_Brief:_ Locate the word "type" in the data below, then copy every line that holds it.

_Material provided:_
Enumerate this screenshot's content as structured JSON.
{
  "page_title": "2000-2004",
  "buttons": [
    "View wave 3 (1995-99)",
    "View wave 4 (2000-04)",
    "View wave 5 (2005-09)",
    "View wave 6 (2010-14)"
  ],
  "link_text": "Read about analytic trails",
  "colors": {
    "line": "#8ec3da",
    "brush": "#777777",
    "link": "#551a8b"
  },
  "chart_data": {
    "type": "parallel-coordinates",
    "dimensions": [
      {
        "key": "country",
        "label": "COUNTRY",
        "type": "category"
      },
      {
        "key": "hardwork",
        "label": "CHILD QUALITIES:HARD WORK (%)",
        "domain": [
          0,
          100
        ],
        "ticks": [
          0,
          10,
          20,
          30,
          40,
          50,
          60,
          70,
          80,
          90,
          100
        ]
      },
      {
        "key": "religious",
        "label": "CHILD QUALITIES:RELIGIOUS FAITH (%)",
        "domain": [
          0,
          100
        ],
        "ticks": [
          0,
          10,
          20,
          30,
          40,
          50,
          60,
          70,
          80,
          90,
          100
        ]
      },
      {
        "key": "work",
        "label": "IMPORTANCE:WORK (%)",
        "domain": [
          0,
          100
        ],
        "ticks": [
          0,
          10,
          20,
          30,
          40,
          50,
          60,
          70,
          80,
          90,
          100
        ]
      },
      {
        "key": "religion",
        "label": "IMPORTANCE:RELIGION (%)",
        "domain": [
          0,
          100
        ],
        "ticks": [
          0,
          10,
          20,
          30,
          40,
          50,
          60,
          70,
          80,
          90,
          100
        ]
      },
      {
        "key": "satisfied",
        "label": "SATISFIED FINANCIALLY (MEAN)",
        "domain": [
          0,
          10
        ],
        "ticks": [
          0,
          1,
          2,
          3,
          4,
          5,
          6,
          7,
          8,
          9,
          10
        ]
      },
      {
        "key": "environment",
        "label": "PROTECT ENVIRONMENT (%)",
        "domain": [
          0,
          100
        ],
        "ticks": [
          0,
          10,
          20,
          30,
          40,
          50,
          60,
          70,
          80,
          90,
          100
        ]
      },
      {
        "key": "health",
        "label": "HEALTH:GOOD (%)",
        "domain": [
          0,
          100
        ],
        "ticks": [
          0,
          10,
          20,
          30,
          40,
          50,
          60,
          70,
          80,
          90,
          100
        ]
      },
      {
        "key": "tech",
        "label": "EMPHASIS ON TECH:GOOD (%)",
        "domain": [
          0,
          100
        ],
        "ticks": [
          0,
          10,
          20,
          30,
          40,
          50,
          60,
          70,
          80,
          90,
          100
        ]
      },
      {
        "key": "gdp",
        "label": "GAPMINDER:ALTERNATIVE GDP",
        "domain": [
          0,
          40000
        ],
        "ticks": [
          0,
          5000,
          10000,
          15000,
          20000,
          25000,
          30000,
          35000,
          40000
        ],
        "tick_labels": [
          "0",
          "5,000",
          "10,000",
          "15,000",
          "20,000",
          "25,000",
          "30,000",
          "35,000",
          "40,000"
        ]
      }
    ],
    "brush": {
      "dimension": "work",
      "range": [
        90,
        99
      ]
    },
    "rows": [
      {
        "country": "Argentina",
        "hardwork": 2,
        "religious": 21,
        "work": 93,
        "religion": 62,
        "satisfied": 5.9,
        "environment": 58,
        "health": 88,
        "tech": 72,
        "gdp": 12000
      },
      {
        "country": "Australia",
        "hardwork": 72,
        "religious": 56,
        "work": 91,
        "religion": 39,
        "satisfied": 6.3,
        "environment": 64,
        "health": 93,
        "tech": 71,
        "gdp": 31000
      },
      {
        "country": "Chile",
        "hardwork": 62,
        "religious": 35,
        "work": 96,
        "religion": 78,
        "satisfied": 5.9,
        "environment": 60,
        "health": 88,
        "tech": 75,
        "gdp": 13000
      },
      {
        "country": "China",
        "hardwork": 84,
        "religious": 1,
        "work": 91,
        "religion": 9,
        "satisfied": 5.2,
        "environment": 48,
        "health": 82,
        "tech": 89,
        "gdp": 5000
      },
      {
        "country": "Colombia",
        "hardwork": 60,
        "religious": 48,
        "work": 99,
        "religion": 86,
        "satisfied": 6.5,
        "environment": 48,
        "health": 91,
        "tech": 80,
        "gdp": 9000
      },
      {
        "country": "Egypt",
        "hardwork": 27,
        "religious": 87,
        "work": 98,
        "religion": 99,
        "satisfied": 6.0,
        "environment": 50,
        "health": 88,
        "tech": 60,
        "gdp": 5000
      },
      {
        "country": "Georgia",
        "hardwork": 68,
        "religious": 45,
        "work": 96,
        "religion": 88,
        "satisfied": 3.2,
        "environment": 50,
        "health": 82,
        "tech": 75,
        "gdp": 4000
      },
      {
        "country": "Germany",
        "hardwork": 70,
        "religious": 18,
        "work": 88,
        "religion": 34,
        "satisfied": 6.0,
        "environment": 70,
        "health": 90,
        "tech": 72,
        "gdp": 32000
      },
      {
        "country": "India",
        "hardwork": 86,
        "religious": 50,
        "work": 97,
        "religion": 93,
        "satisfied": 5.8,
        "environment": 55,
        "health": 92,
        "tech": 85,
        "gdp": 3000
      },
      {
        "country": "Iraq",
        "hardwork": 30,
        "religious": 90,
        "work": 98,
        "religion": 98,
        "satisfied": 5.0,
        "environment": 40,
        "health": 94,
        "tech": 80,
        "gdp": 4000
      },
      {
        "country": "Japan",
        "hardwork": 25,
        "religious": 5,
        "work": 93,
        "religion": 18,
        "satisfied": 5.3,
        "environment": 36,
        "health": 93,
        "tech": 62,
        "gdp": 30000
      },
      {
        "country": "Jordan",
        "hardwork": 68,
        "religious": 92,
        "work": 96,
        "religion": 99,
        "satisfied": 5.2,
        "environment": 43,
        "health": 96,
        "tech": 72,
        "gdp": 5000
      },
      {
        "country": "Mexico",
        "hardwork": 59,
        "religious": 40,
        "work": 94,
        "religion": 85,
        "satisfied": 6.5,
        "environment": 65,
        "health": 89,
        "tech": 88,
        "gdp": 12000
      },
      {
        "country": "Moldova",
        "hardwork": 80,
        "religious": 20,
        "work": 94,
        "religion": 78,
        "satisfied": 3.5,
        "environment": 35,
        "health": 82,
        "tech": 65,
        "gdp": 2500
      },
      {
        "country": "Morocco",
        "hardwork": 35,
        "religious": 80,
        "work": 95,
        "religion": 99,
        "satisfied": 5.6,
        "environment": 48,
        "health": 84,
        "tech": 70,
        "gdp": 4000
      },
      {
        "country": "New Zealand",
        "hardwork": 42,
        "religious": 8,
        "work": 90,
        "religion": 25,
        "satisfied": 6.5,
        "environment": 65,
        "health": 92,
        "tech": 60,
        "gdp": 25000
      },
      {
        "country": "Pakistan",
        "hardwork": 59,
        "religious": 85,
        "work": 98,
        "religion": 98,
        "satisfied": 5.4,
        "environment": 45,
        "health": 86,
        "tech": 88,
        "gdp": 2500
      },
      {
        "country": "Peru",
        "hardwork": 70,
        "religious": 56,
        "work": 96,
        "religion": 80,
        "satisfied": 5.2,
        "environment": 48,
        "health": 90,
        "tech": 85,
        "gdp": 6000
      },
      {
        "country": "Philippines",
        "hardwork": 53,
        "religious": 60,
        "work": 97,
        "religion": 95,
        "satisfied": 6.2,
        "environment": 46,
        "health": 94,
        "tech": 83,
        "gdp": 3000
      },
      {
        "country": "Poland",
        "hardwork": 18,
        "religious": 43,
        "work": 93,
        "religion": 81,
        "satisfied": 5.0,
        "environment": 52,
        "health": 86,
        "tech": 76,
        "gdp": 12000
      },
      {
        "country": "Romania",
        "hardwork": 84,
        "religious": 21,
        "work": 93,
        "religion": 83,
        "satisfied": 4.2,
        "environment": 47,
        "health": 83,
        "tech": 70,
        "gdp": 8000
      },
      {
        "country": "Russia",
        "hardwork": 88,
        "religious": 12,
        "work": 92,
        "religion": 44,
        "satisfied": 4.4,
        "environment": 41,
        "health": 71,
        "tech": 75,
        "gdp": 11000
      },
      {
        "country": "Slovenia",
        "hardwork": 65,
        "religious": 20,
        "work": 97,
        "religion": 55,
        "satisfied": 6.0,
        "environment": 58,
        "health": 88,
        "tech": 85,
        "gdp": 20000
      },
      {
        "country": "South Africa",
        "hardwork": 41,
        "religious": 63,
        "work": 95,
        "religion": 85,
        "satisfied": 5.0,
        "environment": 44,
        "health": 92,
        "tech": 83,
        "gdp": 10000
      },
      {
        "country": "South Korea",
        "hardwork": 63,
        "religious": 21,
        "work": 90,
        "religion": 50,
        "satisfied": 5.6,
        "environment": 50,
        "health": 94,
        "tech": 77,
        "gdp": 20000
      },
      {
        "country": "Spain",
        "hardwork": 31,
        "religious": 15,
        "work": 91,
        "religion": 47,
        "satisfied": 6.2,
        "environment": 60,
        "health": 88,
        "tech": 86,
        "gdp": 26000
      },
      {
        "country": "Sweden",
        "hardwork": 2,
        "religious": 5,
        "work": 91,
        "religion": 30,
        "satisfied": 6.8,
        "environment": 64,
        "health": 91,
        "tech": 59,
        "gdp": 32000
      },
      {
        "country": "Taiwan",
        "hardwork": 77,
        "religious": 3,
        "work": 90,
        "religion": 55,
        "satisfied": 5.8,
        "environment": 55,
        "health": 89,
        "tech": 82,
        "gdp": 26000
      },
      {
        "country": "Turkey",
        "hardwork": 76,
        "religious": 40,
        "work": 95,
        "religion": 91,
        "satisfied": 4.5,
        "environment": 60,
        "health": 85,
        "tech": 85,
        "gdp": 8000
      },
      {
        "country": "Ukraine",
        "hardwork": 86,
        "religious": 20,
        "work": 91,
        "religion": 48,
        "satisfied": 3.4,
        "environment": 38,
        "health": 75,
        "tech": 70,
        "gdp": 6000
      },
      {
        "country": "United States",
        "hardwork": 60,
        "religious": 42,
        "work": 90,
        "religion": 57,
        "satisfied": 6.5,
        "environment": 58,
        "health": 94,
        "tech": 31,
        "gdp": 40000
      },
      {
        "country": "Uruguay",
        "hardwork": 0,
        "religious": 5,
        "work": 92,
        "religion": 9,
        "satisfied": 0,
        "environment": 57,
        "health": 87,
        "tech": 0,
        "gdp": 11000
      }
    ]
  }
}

_Written solution:_
    "type": "parallel-coordinates",
        "type": "category"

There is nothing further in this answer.